## [EXERCISE]
Tally up the lines where the string "name" appears; reply with the number only.

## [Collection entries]
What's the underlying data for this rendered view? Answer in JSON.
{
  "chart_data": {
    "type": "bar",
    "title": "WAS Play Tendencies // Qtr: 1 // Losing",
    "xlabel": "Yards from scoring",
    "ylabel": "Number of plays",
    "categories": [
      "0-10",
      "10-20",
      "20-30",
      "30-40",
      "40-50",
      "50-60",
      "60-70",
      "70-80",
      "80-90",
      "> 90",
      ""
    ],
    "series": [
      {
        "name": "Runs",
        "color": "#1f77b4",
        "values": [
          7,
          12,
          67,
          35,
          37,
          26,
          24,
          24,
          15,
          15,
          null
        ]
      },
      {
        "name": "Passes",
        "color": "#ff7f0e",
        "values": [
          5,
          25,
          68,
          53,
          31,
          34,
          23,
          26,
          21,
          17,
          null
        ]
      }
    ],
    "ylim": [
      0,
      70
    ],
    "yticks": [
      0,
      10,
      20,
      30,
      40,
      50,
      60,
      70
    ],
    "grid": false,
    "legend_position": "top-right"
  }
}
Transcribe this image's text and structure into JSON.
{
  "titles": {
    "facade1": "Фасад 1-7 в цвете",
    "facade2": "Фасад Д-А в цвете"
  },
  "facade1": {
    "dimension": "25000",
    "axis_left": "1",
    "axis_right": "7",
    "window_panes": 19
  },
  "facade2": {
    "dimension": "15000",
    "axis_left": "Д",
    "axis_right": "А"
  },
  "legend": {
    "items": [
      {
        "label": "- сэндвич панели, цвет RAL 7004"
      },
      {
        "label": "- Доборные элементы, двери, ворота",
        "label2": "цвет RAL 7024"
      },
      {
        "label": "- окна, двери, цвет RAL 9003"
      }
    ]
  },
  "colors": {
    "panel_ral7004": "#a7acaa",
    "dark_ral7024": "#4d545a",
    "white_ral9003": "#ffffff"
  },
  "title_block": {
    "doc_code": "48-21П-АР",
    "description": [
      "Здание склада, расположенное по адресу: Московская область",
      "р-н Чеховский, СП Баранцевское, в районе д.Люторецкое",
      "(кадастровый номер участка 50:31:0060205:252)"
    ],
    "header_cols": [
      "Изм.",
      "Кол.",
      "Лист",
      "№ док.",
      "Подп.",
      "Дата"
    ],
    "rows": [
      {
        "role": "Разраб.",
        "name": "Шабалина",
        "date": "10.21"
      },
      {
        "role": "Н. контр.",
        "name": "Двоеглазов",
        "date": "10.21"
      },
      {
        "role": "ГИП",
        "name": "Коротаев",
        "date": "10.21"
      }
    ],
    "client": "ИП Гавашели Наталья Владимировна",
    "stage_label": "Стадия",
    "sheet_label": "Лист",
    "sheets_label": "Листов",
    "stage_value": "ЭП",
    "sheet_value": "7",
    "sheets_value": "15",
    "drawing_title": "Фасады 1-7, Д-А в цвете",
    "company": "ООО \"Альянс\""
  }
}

## [THE REPLY]
5